==== Recorded information ====
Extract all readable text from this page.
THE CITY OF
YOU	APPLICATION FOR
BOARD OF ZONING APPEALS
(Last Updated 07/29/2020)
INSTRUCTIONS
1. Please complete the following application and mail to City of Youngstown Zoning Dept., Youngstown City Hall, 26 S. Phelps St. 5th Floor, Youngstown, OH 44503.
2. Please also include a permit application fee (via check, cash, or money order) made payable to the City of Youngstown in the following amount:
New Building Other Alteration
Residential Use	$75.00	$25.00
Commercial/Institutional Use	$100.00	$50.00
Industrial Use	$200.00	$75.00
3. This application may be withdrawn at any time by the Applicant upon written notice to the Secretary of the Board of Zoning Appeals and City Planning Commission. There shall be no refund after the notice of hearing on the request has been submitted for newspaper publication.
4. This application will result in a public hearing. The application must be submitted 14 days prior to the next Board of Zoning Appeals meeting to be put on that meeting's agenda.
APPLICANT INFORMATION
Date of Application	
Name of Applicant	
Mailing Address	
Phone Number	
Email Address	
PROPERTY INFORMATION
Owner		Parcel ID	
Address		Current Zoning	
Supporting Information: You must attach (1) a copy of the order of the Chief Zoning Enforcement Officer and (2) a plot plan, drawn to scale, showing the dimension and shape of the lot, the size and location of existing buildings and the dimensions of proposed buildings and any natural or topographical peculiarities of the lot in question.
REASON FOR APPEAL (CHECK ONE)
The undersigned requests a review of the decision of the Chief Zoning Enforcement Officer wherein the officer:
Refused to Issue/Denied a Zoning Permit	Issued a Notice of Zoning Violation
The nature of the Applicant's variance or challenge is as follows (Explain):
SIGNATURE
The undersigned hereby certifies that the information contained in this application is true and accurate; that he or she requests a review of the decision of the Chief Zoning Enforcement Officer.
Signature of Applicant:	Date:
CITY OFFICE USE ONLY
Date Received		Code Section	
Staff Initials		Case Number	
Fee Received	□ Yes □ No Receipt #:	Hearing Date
====
### The problem
Set down the listing in full, keeping every word exactly as it is.

### Reply to the task
Extract all readable text from this page.
THE CITY OF
YOU	APPLICATION FOR
BOARD OF ZONING APPEALS
(Last Updated 07/29/2020)
INSTRUCTIONS
1. Please complete the following application and mail to City of Youngstown Zoning Dept., Youngstown City Hall, 26 S. Phelps St. 5th Floor, Youngstown, OH 44503.
2. Please also include a permit application fee (via check, cash, or money order) made payable to the City of Youngstown in the following amount:
New Building Other Alteration
Residential Use	$75.00	$25.00
Commercial/Institutional Use	$100.00	$50.00
Industrial Use	$200.00	$75.00
3. This application may be withdrawn at any time by the Applicant upon written notice to the Secretary of the Board of Zoning Appeals and City Planning Commission. There shall be no refund after the notice of hearing on the request has been submitted for newspaper publication.
4. This application will result in a public hearing. The application must be submitted 14 days prior to the next Board of Zoning Appeals meeting to be put on that meeting's agenda.
APPLICANT INFORMATION
Date of Application	
Name of Applicant	
Mailing Address	
Phone Number	
Email Address	
PROPERTY INFORMATION
Owner		Parcel ID	
Address		Current Zoning	
Supporting Information: You must attach (1) a copy of the order of the Chief Zoning Enforcement Officer and (2) a plot plan, drawn to scale, showing the dimension and shape of the lot, the size and location of existing buildings and the dimensions of proposed buildings and any natural or topographical peculiarities of the lot in question.
REASON FOR APPEAL (CHECK ONE)
The undersigned requests a review of the decision of the Chief Zoning Enforcement Officer wherein the officer:
Refused to Issue/Denied a Zoning Permit	Issued a Notice of Zoning Violation
The nature of the Applicant's variance or challenge is as follows (Explain):
SIGNATURE
The undersigned hereby certifies that the information contained in this application is true and accurate; that he or she requests a review of the decision of the Chief Zoning Enforcement Officer.
Signature of Applicant:	Date:
CITY OFFICE USE ONLY
Date Received		Code Section	
Staff Initials		Case Number	
Fee Received	□ Yes □ No Receipt #:	Hearing Date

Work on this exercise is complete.